Aufgabenstellung 1
Wie lässt sich im Text zur Flüchtlingsunterkunft der Absatz, der mit „Die in der Presse genannte Zahl“ beginnt, als knappe Liste fassen, ohne seine wesentlichen Fakten zu verlieren?
Aufgabenstellung 2
Gib aus den Datenzeilen die Zeilen unverändert wieder, beginnend mit der Zeile, die „gene-label-left[interactable]: Aasi_1167 xyxy=(19,165,70,176)“ enthält, und endend mit der Zeile, die „gene-label-right[interactable]: Aasi_1185 xyxy=(456,173,507,184)“ enthält.

Ausgewählter Auszug
* * * * *

Verhältnismäßigkeit, Anwohnerzahl zur Flüchtlingszahl
Die in der Presse genannte Zahl von 3.000 Flüchtlingen steht in überhaupt keinem Verhältnis zur Zahl der Anwohner. Das entspricht etwa einem Verhältnis von 1:10. Hinzu kommt noch die Flüchtlingsunterkunft, die am Bahnhof Mittlerer Landweg errichtet wird.
Eine Integration ist bei einer so hohen Anzahl nicht mehr möglich. Bekannter Weise haben jene Kulturkreise der Herkunftsländer andere Wertigkeiten hinsichtlich religiöser und geschlechtlicher Akzeptanz.
Eine derartige Komprimierung von Menschen unterschiedlicher Kultur- und Glaubenskreise kann nur noch als “Massenlager“ bezeichnet werden. Es ist bereits aus Gründen der Menschlichkeit abzulehnen. Durch Kriegsereignisse traumatisierte Menschen müssen psychologisch und mit Ruhe betreut und nicht “gettoisiert“ werden.

* * * * *

Gegebene Daten
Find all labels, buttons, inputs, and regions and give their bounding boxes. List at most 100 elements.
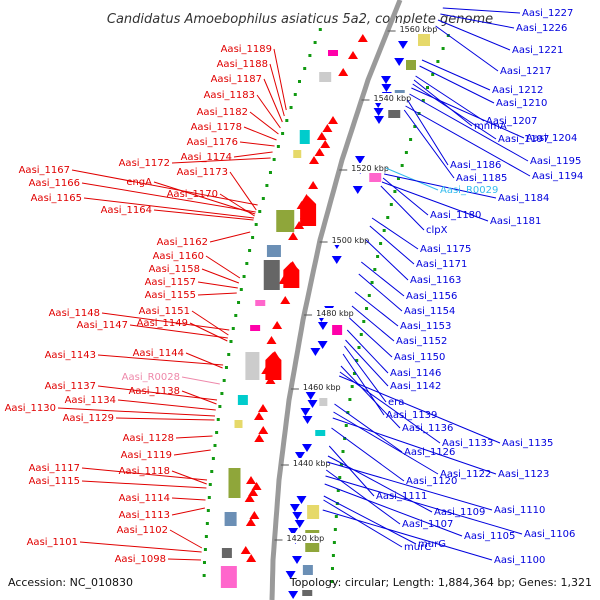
gene-label-left[interactable]: Aasi_1167 xyxy=(19,165,70,176)
gene-label-left[interactable]: Aasi_1143 xyxy=(45,350,96,361)
forward-gene-arrow xyxy=(240,546,251,554)
gene-label-left[interactable]: Aasi_1102 xyxy=(117,525,168,536)
gene-label-right[interactable]: Aasi_1204 xyxy=(526,133,577,144)
gene-label-right[interactable]: Aasi_1175 xyxy=(420,244,471,255)
gene-label-left[interactable]: Aasi_1144 xyxy=(133,348,184,359)
gene-label-right[interactable]: Aasi_1135 xyxy=(502,438,553,449)
label-connector xyxy=(412,83,497,140)
gene-label-right[interactable]: Aasi_1185 xyxy=(456,173,507,184)
gene-label-right[interactable]: Aasi_1186 xyxy=(450,160,501,171)
gene-label-right[interactable]: Aasi_1126 xyxy=(404,447,455,458)
gene-label-right[interactable]: Aasi_1227 xyxy=(522,8,573,19)
gene-label-right[interactable]: Aasi_1171 xyxy=(416,259,467,270)
gene-label-right[interactable]: Aasi_1226 xyxy=(516,23,567,34)
gene-label-right[interactable]: Aasi_1154 xyxy=(404,306,455,317)
gene-label-left[interactable]: Aasi_1178 xyxy=(191,122,242,133)
gene-label-right[interactable]: Aasi_1197 xyxy=(498,134,549,145)
gene-label-left[interactable]: Aasi_1188 xyxy=(217,59,268,70)
gene-label-left[interactable]: Aasi_1158 xyxy=(149,264,200,275)
gene-label-left[interactable]: Aasi_1183 xyxy=(204,90,255,101)
gene-label-left[interactable]: engA xyxy=(126,177,152,188)
gene-label-right[interactable]: Aasi_1156 xyxy=(406,291,457,302)
gene-label-left[interactable]: Aasi_1115 xyxy=(29,476,80,487)
gene-label-right[interactable]: Aasi_1133 xyxy=(442,438,493,449)
gene-label-right[interactable]: Aasi_1153 xyxy=(400,321,451,332)
gene-label-left[interactable]: Aasi_1165 xyxy=(31,193,82,204)
gene-label-right[interactable]: mnmA xyxy=(474,121,507,132)
gene-label-left[interactable]: Aasi_1149 xyxy=(137,318,188,329)
gene-label-right[interactable]: Aasi_1180 xyxy=(430,210,481,221)
gene-label-left[interactable]: Aasi_1114 xyxy=(119,493,170,504)
gene-label-left[interactable]: Aasi_1170 xyxy=(167,189,218,200)
gene-label-left[interactable]: Aasi_1173 xyxy=(177,167,228,178)
gene-label-right[interactable]: Aasi_1221 xyxy=(512,45,563,56)
gene-label-left[interactable]: Aasi_1138 xyxy=(129,386,180,397)
gene-label-right[interactable]: Aasi_1100 xyxy=(494,555,545,566)
gene-label-right[interactable]: Aasi_1107 xyxy=(402,519,453,530)
gene-label-right[interactable]: Aasi_1111 xyxy=(376,491,427,502)
gene-label-right[interactable]: Aasi_1120 xyxy=(406,476,457,487)
gene-label-left[interactable]: Aasi_1129 xyxy=(63,413,114,424)
gene-label-left[interactable]: Aasi_1151 xyxy=(139,306,190,317)
gene-label-right[interactable]: Aasi_1184 xyxy=(498,193,549,204)
gene-label-right[interactable]: clpX xyxy=(426,225,448,236)
gene-label-right[interactable]: Aasi_1146 xyxy=(390,368,441,379)
gene-label-left[interactable]: Aasi_1166 xyxy=(29,178,80,189)
gene-label-left[interactable]: Aasi_R0028 xyxy=(122,372,180,383)
gene-label-left[interactable]: Aasi_1113 xyxy=(119,510,170,521)
gene-label-left[interactable]: Aasi_1117 xyxy=(29,463,80,474)
gene-label-left[interactable]: Aasi_1101 xyxy=(27,537,78,548)
gene-label-right[interactable]: Aasi_1123 xyxy=(498,469,549,480)
gene-label-right[interactable]: Aasi_1163 xyxy=(410,275,461,286)
gene-label-right[interactable]: Aasi_1195 xyxy=(530,156,581,167)
gene-label-right[interactable]: Aasi_1105 xyxy=(464,531,515,542)
gene-label-right[interactable]: Aasi_1136 xyxy=(402,423,453,434)
gene-label-right[interactable]: Aasi_1212 xyxy=(492,85,543,96)
gene-label-right[interactable]: Aasi_1207 xyxy=(486,116,537,127)
label-connector xyxy=(171,470,207,485)
gene-label-left[interactable]: Aasi_1137 xyxy=(45,381,96,392)
gene-label-right[interactable]: murC xyxy=(404,542,431,553)
gene-label-left[interactable]: Aasi_1128 xyxy=(123,433,174,444)
gene-label-left[interactable]: Aasi_1162 xyxy=(157,237,208,248)
gene-label-left[interactable]: Aasi_1182 xyxy=(197,107,248,118)
gene-label-left[interactable]: Aasi_1134 xyxy=(65,395,116,406)
gene-label-left[interactable]: Aasi_1187 xyxy=(211,74,262,85)
gene-label-right[interactable]: Aasi_1217 xyxy=(500,66,551,77)
gene-label-left[interactable]: Aasi_1157 xyxy=(145,277,196,288)
gene-label-left[interactable]: Aasi_1155 xyxy=(145,290,196,301)
gene-label-left[interactable]: Aasi_1174 xyxy=(181,152,232,163)
gene-label-right[interactable]: Aasi_1181 xyxy=(490,216,541,227)
gene-label-right[interactable]: murG xyxy=(418,539,446,550)
gene-dot xyxy=(202,561,206,564)
gene-label-left[interactable]: Aasi_1098 xyxy=(115,554,166,565)
gene-label-right[interactable]: Aasi_1210 xyxy=(496,98,547,109)
gene-label-right[interactable]: era xyxy=(388,397,404,408)
gene-label-left[interactable]: Aasi_1130 xyxy=(5,403,56,414)
gene-label-right[interactable]: Aasi_R0029 xyxy=(440,185,498,196)
gene-label-right[interactable]: Aasi_1139 xyxy=(386,410,437,421)
label-connector xyxy=(440,13,515,29)
gene-dot xyxy=(318,28,322,31)
gene-label-right[interactable]: Aasi_1150 xyxy=(394,352,445,363)
label-connector xyxy=(83,197,255,219)
gene-label-right[interactable]: Aasi_1106 xyxy=(524,529,575,540)
reverse-gene-block xyxy=(302,590,313,596)
gene-label-left[interactable]: Aasi_1148 xyxy=(49,308,100,319)
gene-label-left[interactable]: Aasi_1172 xyxy=(119,158,170,169)
gene-label-right[interactable]: Aasi_1152 xyxy=(396,336,447,347)
gene-label-left[interactable]: Aasi_1189 xyxy=(221,44,272,55)
gene-label-left[interactable]: Aasi_1176 xyxy=(187,137,238,148)
gene-label-right[interactable]: Aasi_1194 xyxy=(532,171,583,182)
kbp-tick-label: 1500 kbp xyxy=(332,236,370,245)
gene-label-right[interactable]: Aasi_1109 xyxy=(434,507,485,518)
gene-label-right[interactable]: Aasi_1110 xyxy=(494,505,545,516)
gene-label-left[interactable]: Aasi_1160 xyxy=(153,251,204,262)
gene-label-right[interactable]: Aasi_1142 xyxy=(390,381,441,392)
forward-gene-arrow xyxy=(251,482,262,490)
gene-label-left[interactable]: Aasi_1119 xyxy=(121,450,172,461)
gene-label-right[interactable]: Aasi_1122 xyxy=(440,469,491,480)
gene-label-left[interactable]: Aasi_1147 xyxy=(77,320,128,331)
gene-label-left[interactable]: Aasi_1164 xyxy=(101,205,152,216)
gene-label-left[interactable]: Aasi_1118 xyxy=(119,466,170,477)
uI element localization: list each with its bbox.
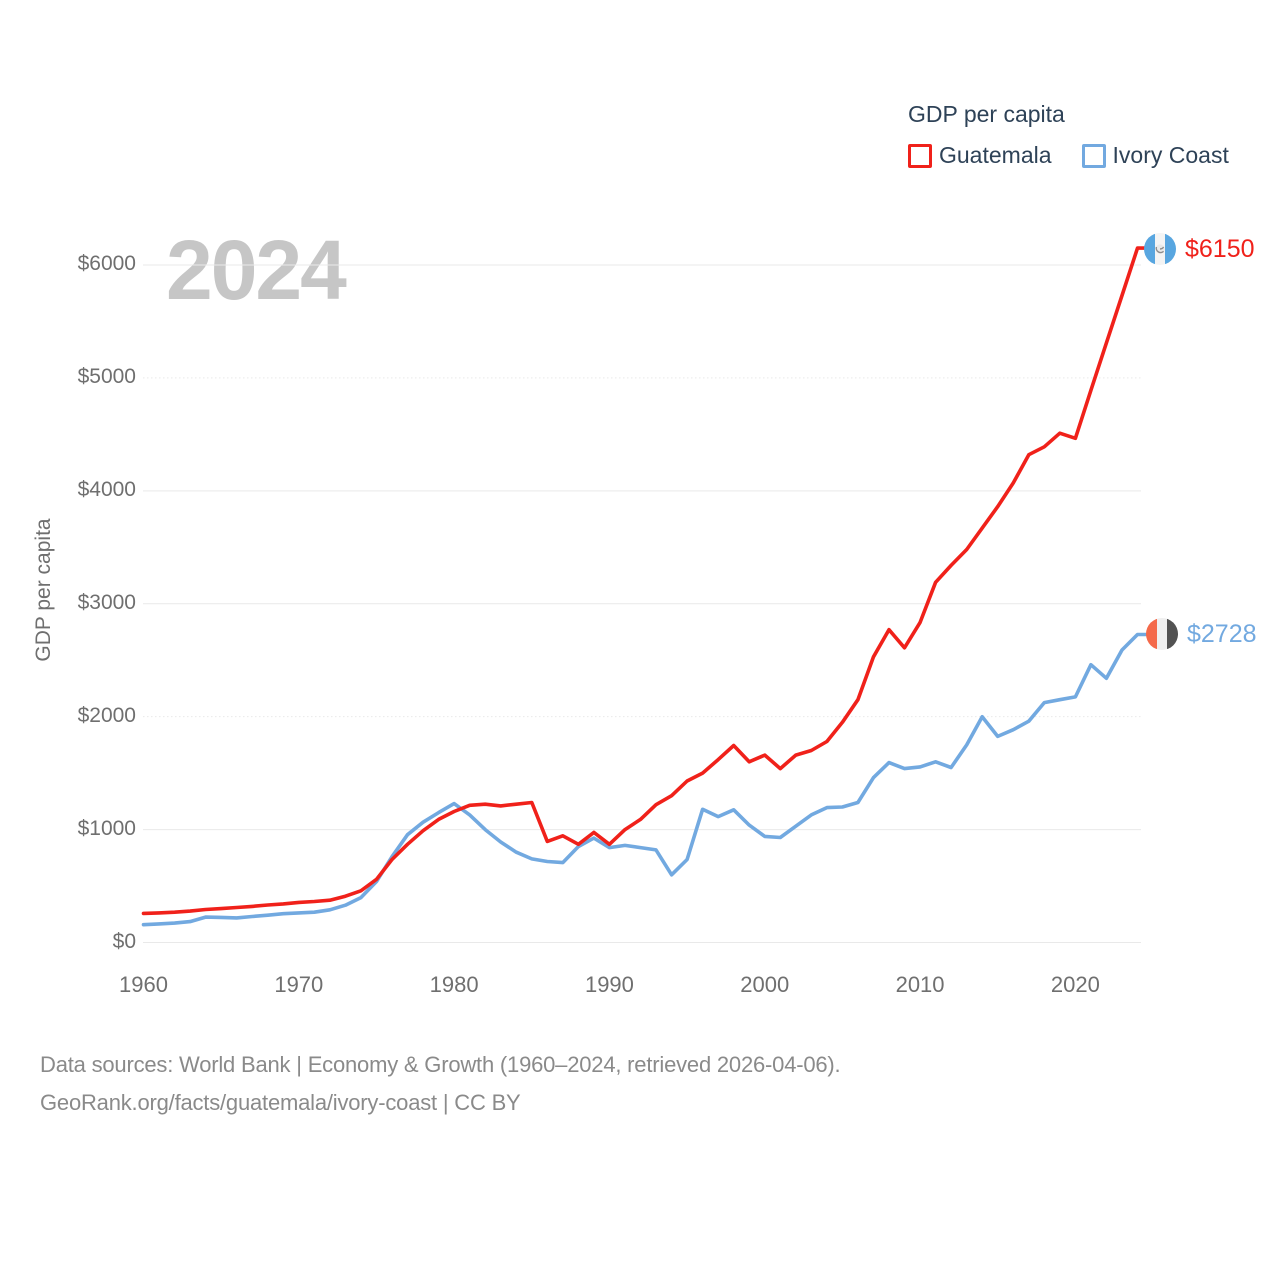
footer-attribution-line: GeoRank.org/facts/guatemala/ivory-coast … xyxy=(40,1090,521,1115)
x-tick-label-1960: 1960 xyxy=(119,972,168,997)
x-tick-label-1990: 1990 xyxy=(584,972,634,997)
footer: Data sources: World Bank | Economy & Gro… xyxy=(40,1046,841,1122)
legend-label-ivory-coast: Ivory Coast xyxy=(1112,142,1229,168)
y-tick-label-3000: $3000 xyxy=(77,590,136,614)
legend-items: Guatemala Ivory Coast xyxy=(908,142,1229,169)
y-tick-label-2000: $2000 xyxy=(77,703,136,727)
ivory-coast-flag-icon xyxy=(1146,618,1178,650)
ivory-coast-swatch-icon xyxy=(1081,143,1106,168)
guatemala-end-value: $6150 xyxy=(1185,234,1255,263)
x-tick-label-2000: 2000 xyxy=(740,972,790,997)
ivory-coast-end-value: $2728 xyxy=(1187,619,1257,648)
legend-item-ivory-coast[interactable]: Ivory Coast xyxy=(1081,142,1229,169)
x-tick-label-2010: 2010 xyxy=(895,972,945,997)
chart-legend: GDP per capita Guatemala Ivory Coast xyxy=(908,101,1229,169)
year-watermark: 2024 xyxy=(166,223,347,317)
guatemala-swatch-icon xyxy=(908,143,932,168)
ivory-coast-end-marker: $2728 xyxy=(1146,618,1257,650)
x-tick-label-1980: 1980 xyxy=(429,972,479,997)
footer-sources-line: Data sources: World Bank | Economy & Gro… xyxy=(40,1052,841,1077)
legend-item-guatemala[interactable]: Guatemala xyxy=(908,142,1052,169)
y-tick-label-1000: $1000 xyxy=(77,816,136,840)
guatemala-line xyxy=(141,246,1151,916)
y-tick-label-5000: $5000 xyxy=(77,364,136,388)
y-tick-label-6000: $6000 xyxy=(77,252,136,275)
guatemala-end-marker: $6150 xyxy=(1144,233,1255,265)
y-tick-label-0: $0 xyxy=(112,929,136,953)
legend-label-guatemala: Guatemala xyxy=(939,142,1052,168)
guatemala-flag-icon xyxy=(1144,233,1176,265)
ivory-coast-line xyxy=(141,632,1151,927)
x-tick-label-2020: 2020 xyxy=(1050,972,1100,997)
legend-title: GDP per capita xyxy=(908,101,1065,127)
x-tick-label-1970: 1970 xyxy=(274,972,324,997)
y-tick-label-4000: $4000 xyxy=(77,477,136,501)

* * * * *

Lösung 1
- Die Presse nennt eine Zahl von 3.000 Flüchtlingen, die in keinem Verhältnis zur Zahl der Anwohner steht.
- Das entspricht etwa einem Verhältnis von 1:10.
- Hinzu kommt die Flüchtlingsunterkunft, die am Bahnhof Mittlerer Landweg errichtet wird.

Lösung 2
gene-label-left[interactable]: Aasi_1167 xyxy=(19,165,70,176)
gene-label-left[interactable]: Aasi_1143 xyxy=(45,350,96,361)
forward-gene-arrow xyxy=(240,546,251,554)
gene-label-left[interactable]: Aasi_1102 xyxy=(117,525,168,536)
gene-label-right[interactable]: Aasi_1204 xyxy=(526,133,577,144)
gene-label-right[interactable]: Aasi_1175 xyxy=(420,244,471,255)
gene-label-left[interactable]: Aasi_1144 xyxy=(133,348,184,359)
gene-label-right[interactable]: Aasi_1135 xyxy=(502,438,553,449)
label-connector xyxy=(412,83,497,140)
gene-label-right[interactable]: Aasi_1185 xyxy=(456,173,507,184)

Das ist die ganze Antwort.